Written exercise
Say how many lines contain the word "reja". Only the number should be given.

Extracted information
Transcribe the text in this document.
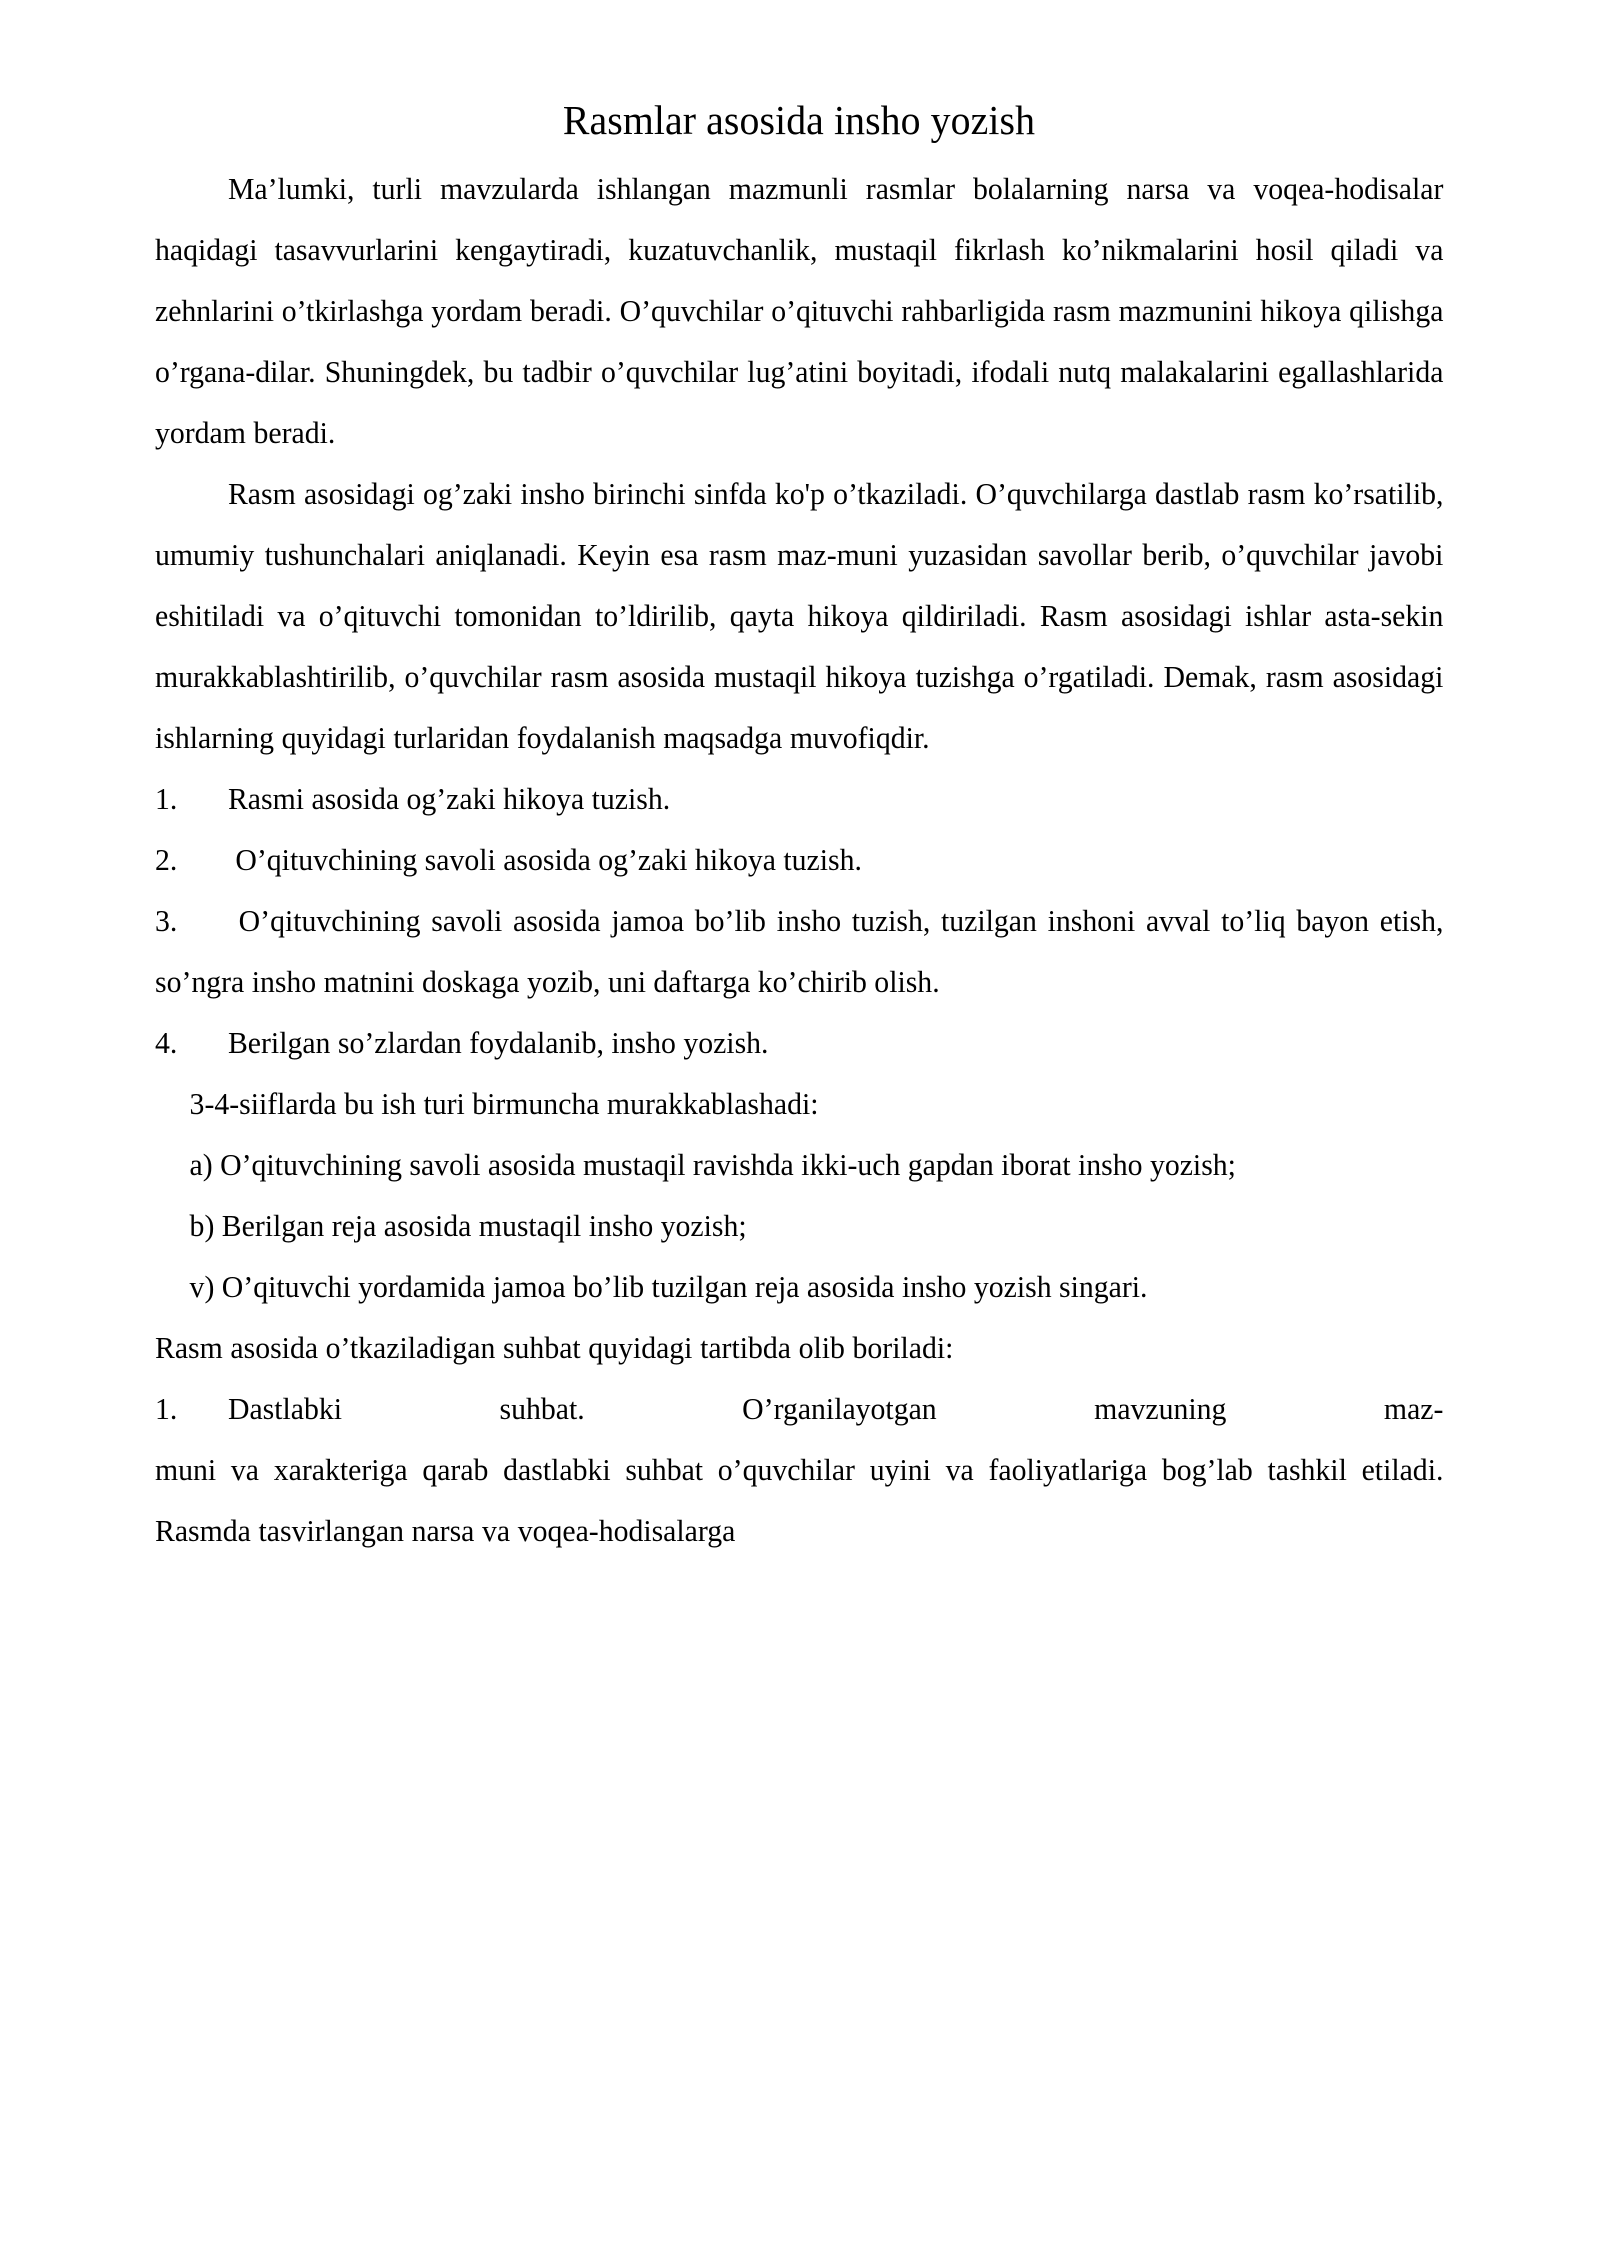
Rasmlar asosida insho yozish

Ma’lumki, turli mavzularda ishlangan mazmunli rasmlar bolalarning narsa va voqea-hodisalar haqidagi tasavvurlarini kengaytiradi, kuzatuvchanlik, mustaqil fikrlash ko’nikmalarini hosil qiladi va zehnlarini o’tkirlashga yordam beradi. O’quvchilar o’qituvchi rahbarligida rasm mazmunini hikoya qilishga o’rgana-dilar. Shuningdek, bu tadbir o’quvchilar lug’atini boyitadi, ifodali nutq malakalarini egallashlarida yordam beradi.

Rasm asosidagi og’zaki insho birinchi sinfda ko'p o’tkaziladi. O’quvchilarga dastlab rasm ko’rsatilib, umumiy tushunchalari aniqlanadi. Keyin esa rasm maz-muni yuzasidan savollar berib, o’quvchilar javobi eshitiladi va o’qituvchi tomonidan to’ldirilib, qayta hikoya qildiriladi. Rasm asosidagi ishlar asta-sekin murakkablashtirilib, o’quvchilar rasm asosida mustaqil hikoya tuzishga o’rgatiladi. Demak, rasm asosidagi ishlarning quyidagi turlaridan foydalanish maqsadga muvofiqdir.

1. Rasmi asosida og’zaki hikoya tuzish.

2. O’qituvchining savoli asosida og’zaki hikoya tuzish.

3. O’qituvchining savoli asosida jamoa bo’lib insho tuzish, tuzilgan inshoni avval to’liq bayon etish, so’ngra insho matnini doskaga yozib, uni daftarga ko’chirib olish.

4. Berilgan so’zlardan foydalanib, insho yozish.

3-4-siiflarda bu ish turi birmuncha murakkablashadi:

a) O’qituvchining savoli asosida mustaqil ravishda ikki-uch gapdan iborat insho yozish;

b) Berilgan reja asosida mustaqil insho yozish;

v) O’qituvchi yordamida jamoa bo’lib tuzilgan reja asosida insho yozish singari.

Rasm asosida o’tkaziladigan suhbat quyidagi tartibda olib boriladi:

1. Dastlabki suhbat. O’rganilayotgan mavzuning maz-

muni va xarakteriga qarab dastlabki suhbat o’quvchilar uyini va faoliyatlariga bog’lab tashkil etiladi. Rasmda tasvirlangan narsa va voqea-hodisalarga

Result below
2